» What is required: Every line below should be repeated exactly.

» Given entries:
──────────
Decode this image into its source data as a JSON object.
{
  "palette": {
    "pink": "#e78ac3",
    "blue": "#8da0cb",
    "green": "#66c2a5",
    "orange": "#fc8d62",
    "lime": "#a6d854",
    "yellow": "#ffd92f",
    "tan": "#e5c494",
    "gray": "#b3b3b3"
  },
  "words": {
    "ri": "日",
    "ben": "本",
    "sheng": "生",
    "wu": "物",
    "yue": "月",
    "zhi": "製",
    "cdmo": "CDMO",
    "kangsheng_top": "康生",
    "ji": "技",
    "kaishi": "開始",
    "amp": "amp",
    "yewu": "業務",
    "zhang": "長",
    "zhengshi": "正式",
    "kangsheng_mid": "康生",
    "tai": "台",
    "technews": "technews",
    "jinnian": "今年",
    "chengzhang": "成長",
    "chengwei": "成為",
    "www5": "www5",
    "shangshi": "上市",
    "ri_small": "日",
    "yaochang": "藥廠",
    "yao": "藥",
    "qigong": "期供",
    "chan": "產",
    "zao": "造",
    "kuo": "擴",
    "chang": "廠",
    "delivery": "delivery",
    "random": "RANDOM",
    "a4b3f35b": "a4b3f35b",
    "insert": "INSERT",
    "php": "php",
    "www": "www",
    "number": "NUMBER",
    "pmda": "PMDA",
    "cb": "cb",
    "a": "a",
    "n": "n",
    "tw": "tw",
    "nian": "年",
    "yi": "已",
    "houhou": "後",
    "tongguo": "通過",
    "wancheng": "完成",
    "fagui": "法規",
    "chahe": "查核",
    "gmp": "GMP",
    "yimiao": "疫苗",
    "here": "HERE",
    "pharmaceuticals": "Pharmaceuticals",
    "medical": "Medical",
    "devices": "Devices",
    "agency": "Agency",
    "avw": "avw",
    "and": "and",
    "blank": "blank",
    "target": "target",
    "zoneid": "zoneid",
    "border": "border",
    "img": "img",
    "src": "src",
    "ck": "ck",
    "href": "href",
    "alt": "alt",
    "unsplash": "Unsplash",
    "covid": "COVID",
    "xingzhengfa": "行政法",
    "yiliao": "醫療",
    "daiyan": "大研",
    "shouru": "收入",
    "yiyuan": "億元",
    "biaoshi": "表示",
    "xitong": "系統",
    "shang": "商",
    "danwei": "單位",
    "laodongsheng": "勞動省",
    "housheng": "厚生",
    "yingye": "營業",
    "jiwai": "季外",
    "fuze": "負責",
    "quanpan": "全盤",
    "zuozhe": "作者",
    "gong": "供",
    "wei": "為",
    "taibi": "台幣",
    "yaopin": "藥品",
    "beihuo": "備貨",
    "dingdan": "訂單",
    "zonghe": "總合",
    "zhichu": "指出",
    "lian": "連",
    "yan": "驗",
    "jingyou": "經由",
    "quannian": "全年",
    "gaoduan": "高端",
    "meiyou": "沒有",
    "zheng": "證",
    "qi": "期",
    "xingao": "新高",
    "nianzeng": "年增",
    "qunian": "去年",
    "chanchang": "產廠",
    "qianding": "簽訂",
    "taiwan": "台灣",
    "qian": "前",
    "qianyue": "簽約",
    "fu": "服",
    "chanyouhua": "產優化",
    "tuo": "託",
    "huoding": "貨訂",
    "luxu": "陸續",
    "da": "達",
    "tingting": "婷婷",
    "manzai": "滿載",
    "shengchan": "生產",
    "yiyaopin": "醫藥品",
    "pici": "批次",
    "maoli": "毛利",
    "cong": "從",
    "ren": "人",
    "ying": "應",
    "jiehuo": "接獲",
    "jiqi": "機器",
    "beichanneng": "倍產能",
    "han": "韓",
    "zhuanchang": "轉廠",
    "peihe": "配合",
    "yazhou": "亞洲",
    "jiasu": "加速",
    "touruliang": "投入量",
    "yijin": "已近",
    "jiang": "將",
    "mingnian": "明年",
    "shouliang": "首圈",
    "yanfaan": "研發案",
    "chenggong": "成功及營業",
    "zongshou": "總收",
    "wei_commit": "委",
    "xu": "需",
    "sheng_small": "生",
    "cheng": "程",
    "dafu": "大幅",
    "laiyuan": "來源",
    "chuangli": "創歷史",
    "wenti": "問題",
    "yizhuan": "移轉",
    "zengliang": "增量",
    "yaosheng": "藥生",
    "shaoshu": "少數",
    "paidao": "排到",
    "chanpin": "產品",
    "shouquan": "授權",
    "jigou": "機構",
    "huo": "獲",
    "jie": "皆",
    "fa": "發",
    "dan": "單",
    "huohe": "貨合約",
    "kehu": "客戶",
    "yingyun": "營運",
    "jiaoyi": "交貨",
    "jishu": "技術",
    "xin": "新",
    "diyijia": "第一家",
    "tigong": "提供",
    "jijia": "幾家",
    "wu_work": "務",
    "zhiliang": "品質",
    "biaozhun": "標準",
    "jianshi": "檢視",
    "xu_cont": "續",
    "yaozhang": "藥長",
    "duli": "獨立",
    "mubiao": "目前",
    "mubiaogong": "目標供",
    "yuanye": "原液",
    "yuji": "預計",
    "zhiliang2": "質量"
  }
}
──────────
» Task answer:
Decode this image into its source data as a JSON object.
{
  "palette": {
    "pink": "#e78ac3",
    "blue": "#8da0cb",
    "green": "#66c2a5",
    "orange": "#fc8d62",
    "lime": "#a6d854",
    "yellow": "#ffd92f",
    "tan": "#e5c494",
    "gray": "#b3b3b3"
  },
  "words": {
    "ri": "日",
    "ben": "本",
    "sheng": "生",
    "wu": "物",
    "yue": "月",
    "zhi": "製",
    "cdmo": "CDMO",
    "kangsheng_top": "康生",
    "ji": "技",
    "kaishi": "開始",
    "amp": "amp",
    "yewu": "業務",
    "zhang": "長",
    "zhengshi": "正式",
    "kangsheng_mid": "康生",
    "tai": "台",
    "technews": "technews",
    "jinnian": "今年",
    "chengzhang": "成長",
    "chengwei": "成為",
    "www5": "www5",
    "shangshi": "上市",
    "ri_small": "日",
    "yaochang": "藥廠",
    "yao": "藥",
    "qigong": "期供",
    "chan": "產",
    "zao": "造",
    "kuo": "擴",
    "chang": "廠",
    "delivery": "delivery",
    "random": "RANDOM",
    "a4b3f35b": "a4b3f35b",
    "insert": "INSERT",
    "php": "php",
    "www": "www",
    "number": "NUMBER",
    "pmda": "PMDA",
    "cb": "cb",
    "a": "a",
    "n": "n",
    "tw": "tw",
    "nian": "年",
    "yi": "已",
    "houhou": "後",
    "tongguo": "通過",
    "wancheng": "完成",
    "fagui": "法規",
    "chahe": "查核",
    "gmp": "GMP",
    "yimiao": "疫苗",
    "here": "HERE",
    "pharmaceuticals": "Pharmaceuticals",
    "medical": "Medical",
    "devices": "Devices",
    "agency": "Agency",
    "avw": "avw",
    "and": "and",
    "blank": "blank",
    "target": "target",
    "zoneid": "zoneid",
    "border": "border",
    "img": "img",
    "src": "src",
    "ck": "ck",
    "href": "href",
    "alt": "alt",
    "unsplash": "Unsplash",
    "covid": "COVID",
    "xingzhengfa": "行政法",
    "yiliao": "醫療",
    "daiyan": "大研",
    "shouru": "收入",
    "yiyuan": "億元",
    "biaoshi": "表示",
    "xitong": "系統",
    "shang": "商",
    "danwei": "單位",
    "laodongsheng": "勞動省",
    "housheng": "厚生",
    "yingye": "營業",
    "jiwai": "季外",
    "fuze": "負責",
    "quanpan": "全盤",
    "zuozhe": "作者",
    "gong": "供",
    "wei": "為",
    "taibi": "台幣",
    "yaopin": "藥品",
    "beihuo": "備貨",
    "dingdan": "訂單",
    "zonghe": "總合",
    "zhichu": "指出",
    "lian": "連",
    "yan": "驗",
    "jingyou": "經由",
    "quannian": "全年",
    "gaoduan": "高端",
    "meiyou": "沒有",
    "zheng": "證",
    "qi": "期",
    "xingao": "新高",
    "nianzeng": "年增",
    "qunian": "去年",
    "chanchang": "產廠",
    "qianding": "簽訂",
    "taiwan": "台灣",
    "qian": "前",
    "qianyue": "簽約",
    "fu": "服",
    "chanyouhua": "產優化",
    "tuo": "託",
    "huoding": "貨訂",
    "luxu": "陸續",
    "da": "達",
    "tingting": "婷婷",
    "manzai": "滿載",
    "shengchan": "生產",
    "yiyaopin": "醫藥品",
    "pici": "批次",
    "maoli": "毛利",
    "cong": "從",
    "ren": "人",
    "ying": "應",
    "jiehuo": "接獲",
    "jiqi": "機器",
    "beichanneng": "倍產能",
    "han": "韓",
    "zhuanchang": "轉廠",
    "peihe": "配合",
    "yazhou": "亞洲",
    "jiasu": "加速",
    "touruliang": "投入量",
    "yijin": "已近",
    "jiang": "將",
    "mingnian": "明年",
    "shouliang": "首圈",
    "yanfaan": "研發案",
    "chenggong": "成功及營業",
    "zongshou": "總收",
    "wei_commit": "委",
    "xu": "需",
    "sheng_small": "生",
    "cheng": "程",
    "dafu": "大幅",
    "laiyuan": "來源",
    "chuangli": "創歷史",
    "wenti": "問題",
    "yizhuan": "移轉",
    "zengliang": "增量",
    "yaosheng": "藥生",
    "shaoshu": "少數",
    "paidao": "排到",
    "chanpin": "產品",
    "shouquan": "授權",
    "jigou": "機構",
    "huo": "獲",
    "jie": "皆",
    "fa": "發",
    "dan": "單",
    "huohe": "貨合約",
    "kehu": "客戶",
    "yingyun": "營運",
    "jiaoyi": "交貨",
    "jishu": "技術",
    "xin": "新",
    "diyijia": "第一家",
    "tigong": "提供",
    "jijia": "幾家",
    "wu_work": "務",
    "zhiliang": "品質",
    "biaozhun": "標準",
    "jianshi": "檢視",
    "xu_cont": "續",
    "yaozhang": "藥長",
    "duli": "獨立",
    "mubiao": "目前",
    "mubiaogong": "目標供",
    "yuanye": "原液",
    "yuji": "預計",
    "zhiliang2": "質量"
  }
}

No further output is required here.